Все эти рассуждения происходили на фоне усилившегося консерватизма британского политика. Если раньше он был воплощением деятельной энергии, то теперь все больше склонялся к философии созерцания, считая, что самым добродетельным поступком является отсутствие поступка, как такового. По крайней мере, никому не навредишь. «Гораздо легче срубить старые деревья, чем вырастить новые» – становится его новым императивом. Из либерального сторонника революционных изменений в начале карьеры Черчилль превратился в консервативного последователя эволюции на закате жизни. Все чаще в его высказываниях стала преобладать мысль – хотя изменения и неизбежны, лучшие перемены те, что происходят медленно. «Сила и национальный характер не строятся, как лестница, и не собираются, как механизм, – их формирование больше похоже на рост дерева», – заявил он своим избирателям в Вудфорде в сентябре 1952 года. «Строить – медленный и трудоемкий процесс», – повторил он через семь лет. Если раньше Черчилль предпочитал такие слова, как «логика» и «рациональность», то теперь в его лексиконе стала превалировать «традиция». Его характерными высказываниями в этот период стали: «Мы должны остерегаться ненужных инноваций, особенно тех из них, которые продиктованы логикой»; «Логика, как и наука, должна быть слугой человека, а не его господином»; «Логика – неудачный компаньон по сравнению с традициями»; «Удача по праву зловредна к тем, кто нарушает традиции и обычаи прошлого»{456}.

====

• **Задание**
Продолжите отрывок о поздних взглядах Черчилля, начав сразу после его последнего предложения. Строки далее никак не связаны с отрывком о Черчилле.

• **Материал**
====

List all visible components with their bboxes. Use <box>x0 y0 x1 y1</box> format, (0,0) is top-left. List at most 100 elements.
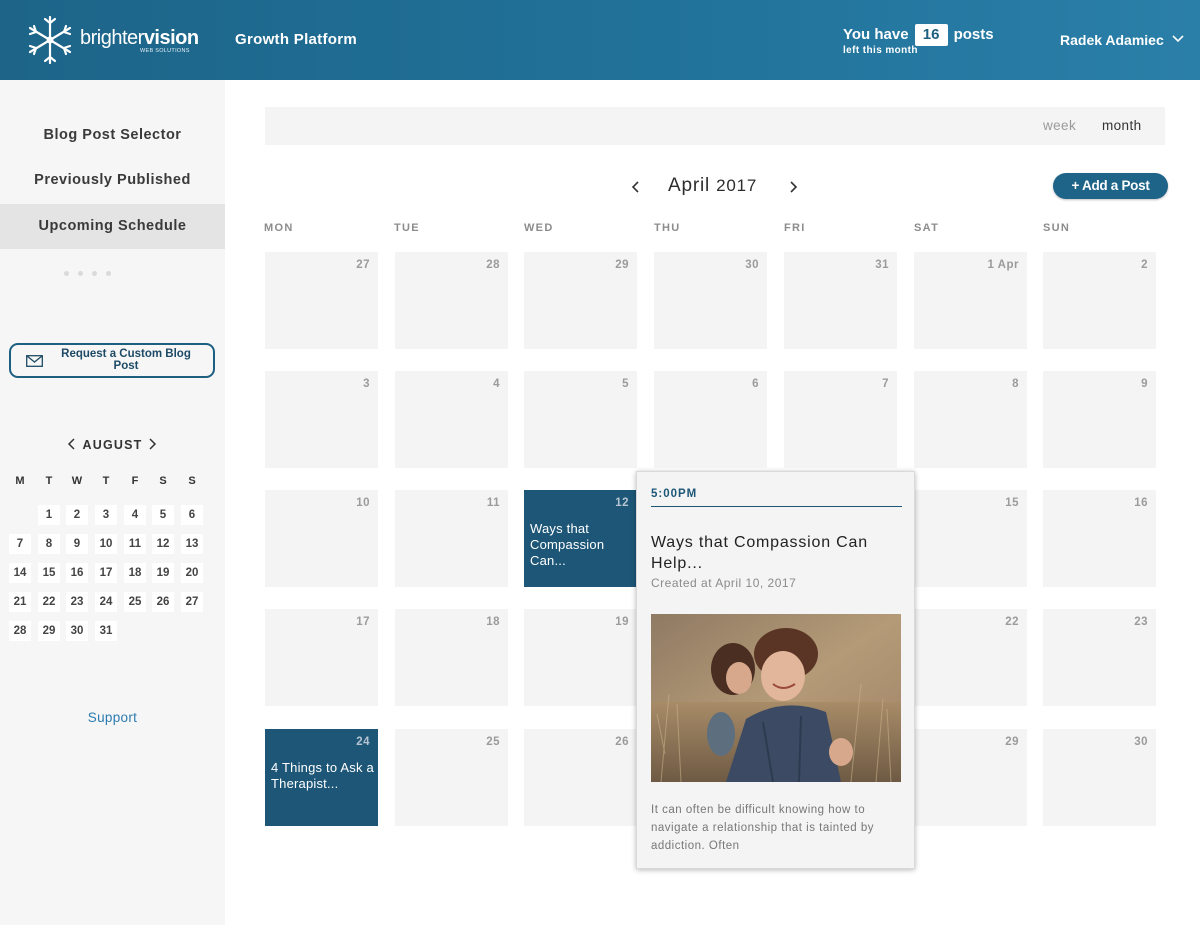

====

• **Результат**
Консерватизм Черчилля усугубился на фоне пессимизма. «Я не верю в этот дивный новый мир, – делился он со своими помощниками в годы войны. – Покажите мне хоть что-то хорошее в новых вещах». «Я всегда считал замену лошади двигателем внутреннего сгорания мрачной вехой в развитии человечества», – заявил он в парламенте в 1952 году. «Как бы я хотел, чтобы люди никогда не научились летать, – сказал он в июне 1954 года. – Мир резко уменьшился после того, как братья Райт поднялись в воздух. Это был прискорбный час для Англии»{457}. Неужели Черчилль искренне выступал против всех тех изобретений – телефона, автомобиля, электричества, телевидения, которые сделали жизнь человечества лучше? Разумеется, нет. Черчилль не был врагом научно-технического прогресса. Он выступал против разрушительных последствий, к которым он может привести при неумелом и неразумном использовании его плодов. Большинство научных прорывов совершается учеными из чистых побуждений, но далеко не все открытия способствуют достижению благородных целей. Многие из удачных и перспективных изобретений, до того как войти в жизнь обычных людей, сначала опробываются военными и используются для истребления.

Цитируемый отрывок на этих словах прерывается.